- _What you have to do_
Find the lines with the string "Secretary" and return them.

..........

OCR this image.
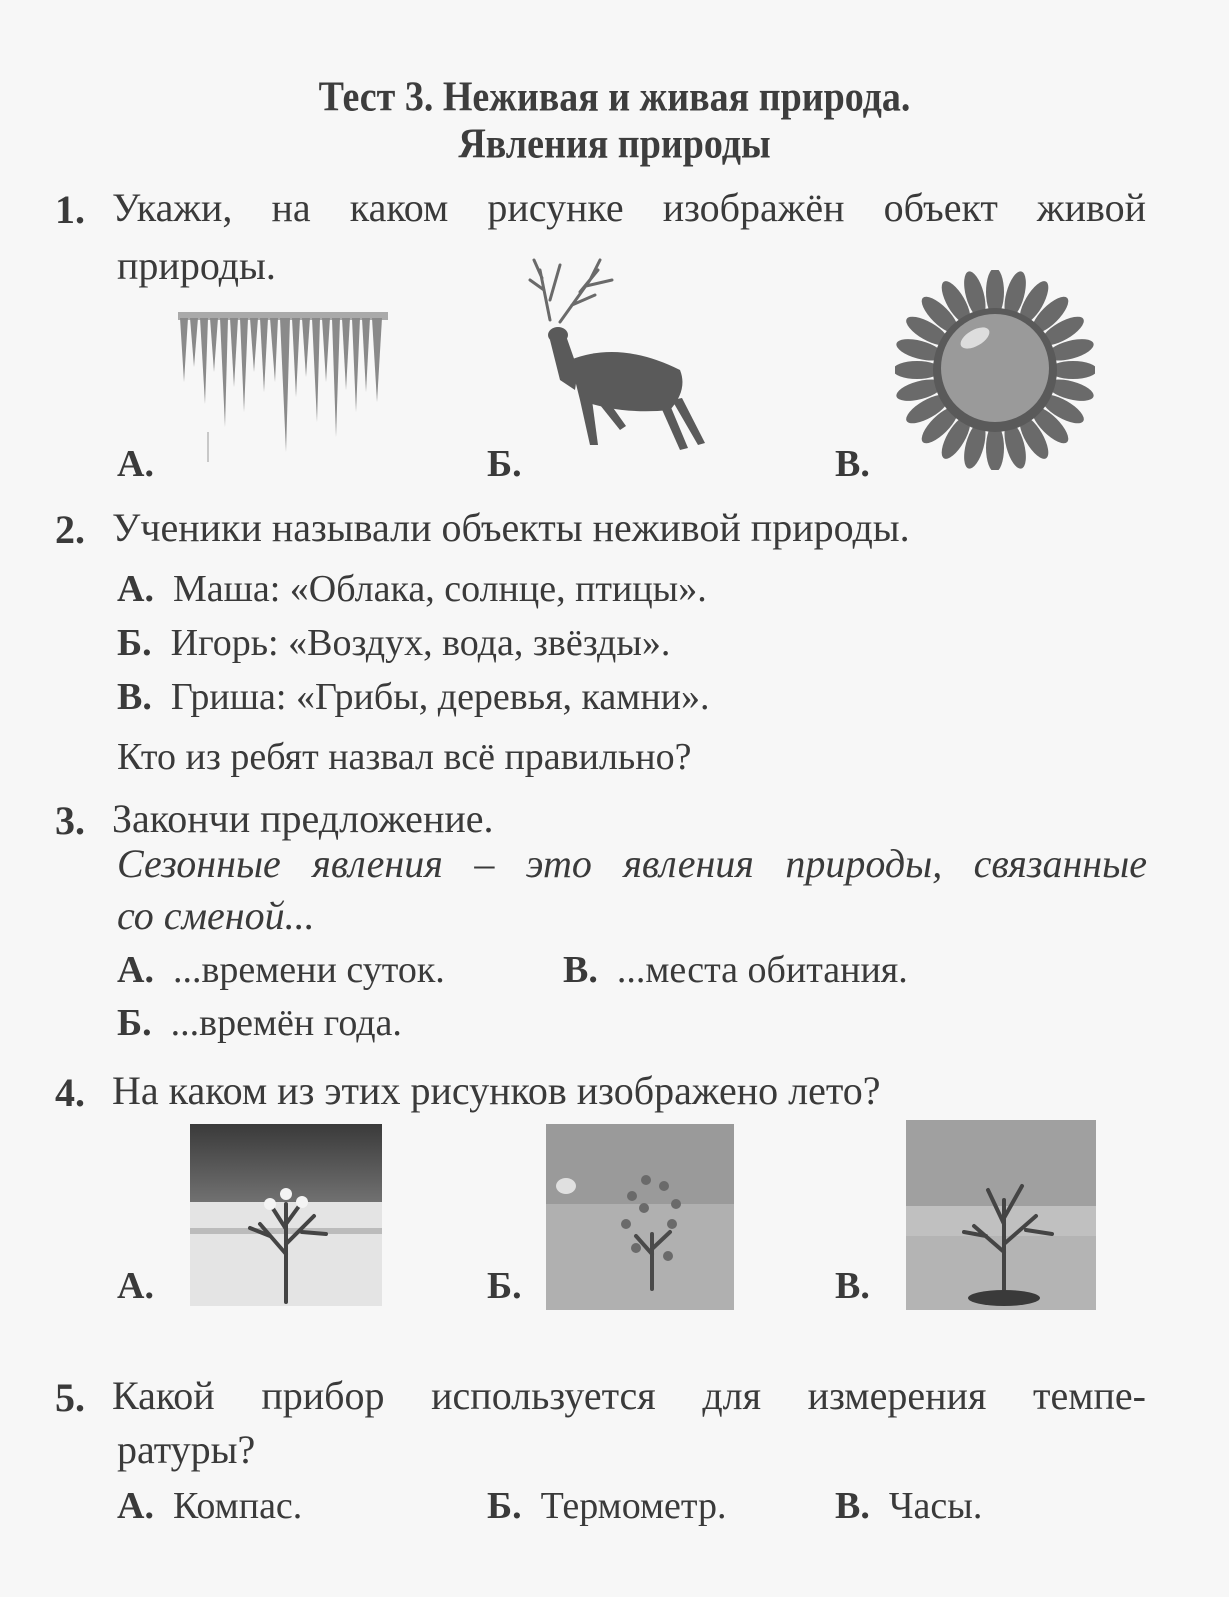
Тест 3. Неживая и живая природа.
Явления природы
1. Укажи, на каком рисунке изображён объект живой
природы.
А.	Б.	В.
2. Ученики называли объекты неживой природы.
А. Маша: «Облака, солнце, птицы».
Б. Игорь: «Воздух, вода, звёзды».
В. Гриша: «Грибы, деревья, камни».
Кто из ребят назвал всё правильно?
3. Закончи предложение.
Сезонные явления – это явления природы, связанные
со сменой...
А. ...времени суток.	В. ...места обитания.
Б. ...времён года.
4. На каком из этих рисунков изображено лето?
А.	Б.	В.
5. Какой прибор используется для измерения темпе-
ратуры?
А. Компас.	Б. Термометр.	В. Часы.
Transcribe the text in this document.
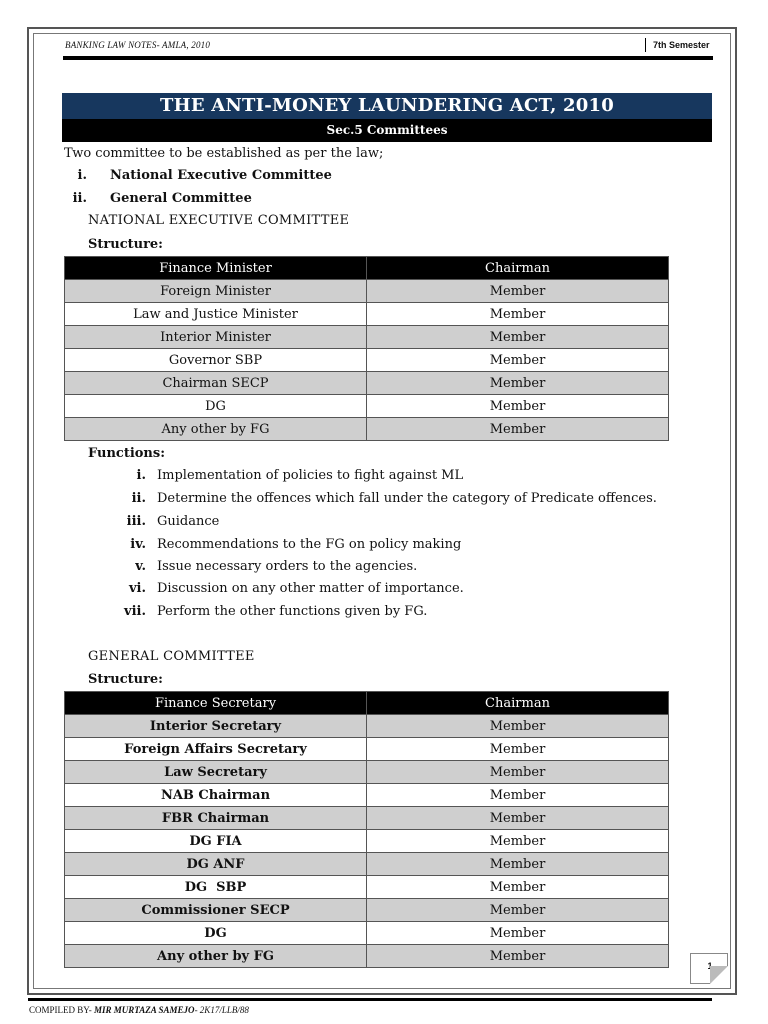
BANKING LAW NOTES- AMLA, 2010	7th Semester
THE ANTI-MONEY LAUNDERING ACT, 2010
Sec.5 Committees
Two committee to be established as per the law;
i. National Executive Committee
ii. General Committee
NATIONAL EXECUTIVE COMMITTEE
Structure:
Finance Minister	Chairman
Foreign Minister	Member
Law and Justice Minister	Member
Interior Minister	Member
Governor SBP	Member
Chairman SECP	Member
DG	Member
Any other by FG	Member
Functions:
i. Implementation of policies to fight against ML
ii. Determine the offences which fall under the category of Predicate offences.
iii. Guidance
iv. Recommendations to the FG on policy making
v. Issue necessary orders to the agencies.
vi. Discussion on any other matter of importance.
vii. Perform the other functions given by FG.
GENERAL COMMITTEE
Structure:
Finance Secretary	Chairman
Interior Secretary	Member
Foreign Affairs Secretary	Member
Law Secretary	Member
NAB Chairman	Member
FBR Chairman	Member
DG FIA	Member
DG ANF	Member
DG  SBP	Member
Commissioner SECP	Member
DG	Member
Any other by FG	Member
1
COMPILED BY- MIR MURTAZA SAMEJO- 2K17/LLB/88
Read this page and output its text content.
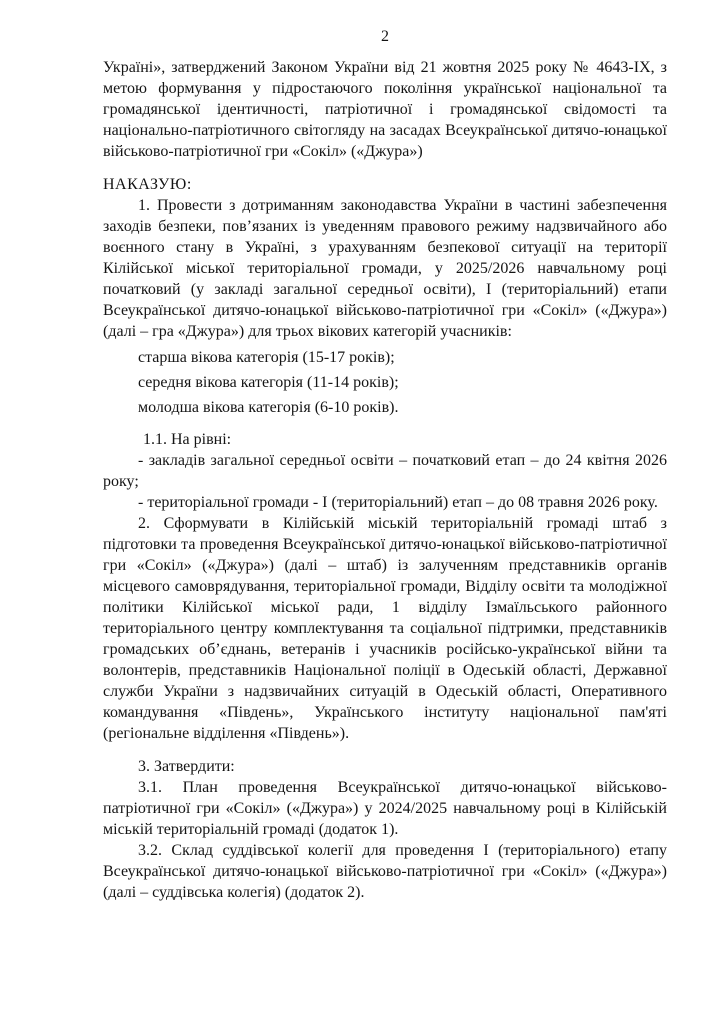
2

Україні», затверджений Законом України від 21 жовтня 2025 року № 4643-ІХ, з метою формування у підростаючого покоління української національної та громадянської ідентичності, патріотичної і громадянської свідомості та національно-патріотичного світогляду на засадах Всеукраїнської дитячо-юнацької військово-патріотичної гри «Сокіл» («Джура»)

НАКАЗУЮ:

1. Провести з дотриманням законодавства України в частині забезпечення заходів безпеки, пов’язаних із уведенням правового режиму надзвичайного або воєнного стану в Україні, з урахуванням безпекової ситуації на території Кілійської міської територіальної громади, у 2025/2026 навчальному році початковий (у закладі загальної середньої освіти), І (територіальний) етапи Всеукраїнської дитячо-юнацької військово-патріотичної гри «Сокіл» («Джура») (далі – гра «Джура») для трьох вікових категорій учасників:

старша вікова категорія (15-17 років);
середня вікова категорія (11-14 років);
молодша вікова категорія (6-10 років).

1.1. На рівні:

- закладів загальної середньої освіти – початковий етап – до 24 квітня 2026 року;

- територіальної громади - І (територіальний) етап – до 08 травня 2026 року.

2. Сформувати в Кілійській міській територіальній громаді штаб з підготовки та проведення Всеукраїнської дитячо-юнацької військово-патріотичної гри «Сокіл» («Джура») (далі – штаб) із залученням представників органів місцевого самоврядування, територіальної громади, Відділу освіти та молодіжної політики Кілійської міської ради, 1 відділу Ізмаїльського районного територіального центру комплектування та соціальної підтримки, представників громадських об’єднань, ветеранів і учасників російсько-української війни та волонтерів, представників Національної поліції в Одеській області, Державної служби України з надзвичайних ситуацій в Одеській області, Оперативного командування «Південь», Українського інституту національної пам'яті (регіональне відділення «Південь»).

3. Затвердити:

3.1. План проведення Всеукраїнської дитячо-юнацької військово-патріотичної гри «Сокіл» («Джура») у 2024/2025 навчальному році в Кілійській міській територіальній громаді (додаток 1).

3.2. Склад суддівської колегії для проведення І (територіального) етапу Всеукраїнської дитячо-юнацької військово-патріотичної гри «Сокіл» («Джура») (далі – суддівська колегія) (додаток 2).
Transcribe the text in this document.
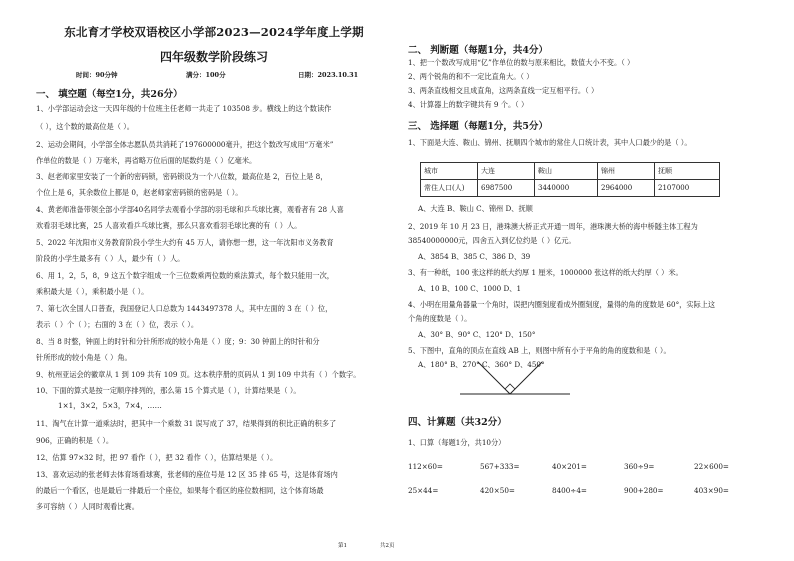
东北育才学校双语校区小学部2023—2024学年度上学期
四年级数学阶段练习
时间：90分钟	满分：100分	日期：2023.10.31
一、 填空题（每空1分，共26分）
1、小学部运动会这一天四年级的十位班主任老师一共走了 103508 步。横线上的这个数读作
（ ），这个数的最高位是（ ）。
2、运动会期间，小学部全体志愿队员共消耗了197600000毫升，把这个数改写成用“万毫米”
作单位的数是（ ）万毫米，再省略万位后面的尾数约是（ ）亿毫米。
3、赵老师家里安装了一个新的密码锁，密码锁设为一个八位数，最高位是 2，百位上是 8，
个位上是 6，其余数位上都是 0，赵老师家密码锁的密码是（ ）。
4、黄老师准备带领全部小学部40名同学去观看小学部的羽毛球和乒乓球比赛，观看者有 28 人喜
欢看羽毛球比赛，25 人喜欢看乒乓球比赛，那么只喜欢看羽毛球比赛的有（ ）人。
5、2022 年沈阳市义务教育阶段小学生大约有 45 万人，请你想一想，这一年沈阳市义务教育
阶段的小学生最多有（ ）人，最少有（ ）人。
6、用 1，2，5，8，9 这五个数字组成一个三位数乘两位数的乘法算式，每个数只能用一次，
乘积最大是（ ），乘积最小是（ ）。
7、第七次全国人口普查，我国登记人口总数为 1443497378 人，其中左面的 3 在（ ）位，
表示（ ）个（ ）；右面的 3 在（ ）位，表示（ ）。
8、当 8 时整，钟面上的时针和分针所形成的较小角是（ ）度；9：30 钟面上的时针和分
针所形成的较小角是（ ）角。
9、杭州亚运会的徽章从 1 到 109 共有 109 页。这本秩序册的页码从 1 到 109 中共有（ ）个数字。
10、下面的算式是按一定顺序排列的，那么第 15 个算式是（ ），计算结果是（ ）。
1×1，3×2，5×3，7×4，……
11、淘气在计算一道乘法时，把其中一个乘数 31 误写成了 37，结果得到的积比正确的积多了
906，正确的积是（ ）。
12、估算 97×32 时，把 97 看作（ ），把 32 看作（ ），估算结果是（ ）。
13、喜欢运动的张老师去体育场看球赛，张老师的座位号是 12 区 35 排 65 号，这是体育场内
的最后一个看区，也是最后一排最后一个座位，如果每个看区的座位数相同，这个体育场最
多可容纳（ ）人同时观看比赛。
第1
二、 判断题（每题1分，共4分）
1、把一个数改写成用“亿”作单位的数与原来相比，数值大小不变。（ ）
2、两个锐角的和不一定比直角大。（ ）
3、两条直线相交且成直角，这两条直线一定互相平行。（ ）
4、计算器上的数字键共有 9 个。（ ）
三、 选择题（每题1分，共5分）
1、下面是大连、鞍山、锦州、抚顺四个城市的常住人口统计表，其中人口最少的是（ ）。
城市	大连	鞍山	锦州	抚顺
常住人口(人)	6987500	3440000	2964000	2107000
A、大连 B、鞍山 C、锦州 D、抚顺
2、2019 年 10 月 23 日，港珠澳大桥正式开通一周年，港珠澳大桥的海中桥隧主体工程为
38540000000元，四舍五入到亿位约是（ ）亿元。
A、3854 B、385 C、386 D、39
3、有一种纸，100 张这样的纸大约厚 1 厘米，1000000 张这样的纸大约厚（ ）米。
A、10 B、100 C、1000 D、1
4、小明在用量角器量一个角时，误把内圈刻度看成外圈刻度，量得的角的度数是 60°，实际上这
个角的度数是（ ）。
A、30° B、90° C、120° D、150°
5、下图中，直角的顶点在直线 AB 上，则图中所有小于平角的角的度数和是（ ）。
A、180° B、270° C、360° D、450°
四、计算题（共32分）
1、口算（每题1分，共10分）
112×60=	567+333=	40×201=	360÷9=	22×600=
25×44=	420×50=	8400÷4=	900+280=	403×90=
共2页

..........

- _Result_
Finance Secretary	Chairman
Interior Secretary	Member
Foreign Affairs Secretary	Member
Law Secretary	Member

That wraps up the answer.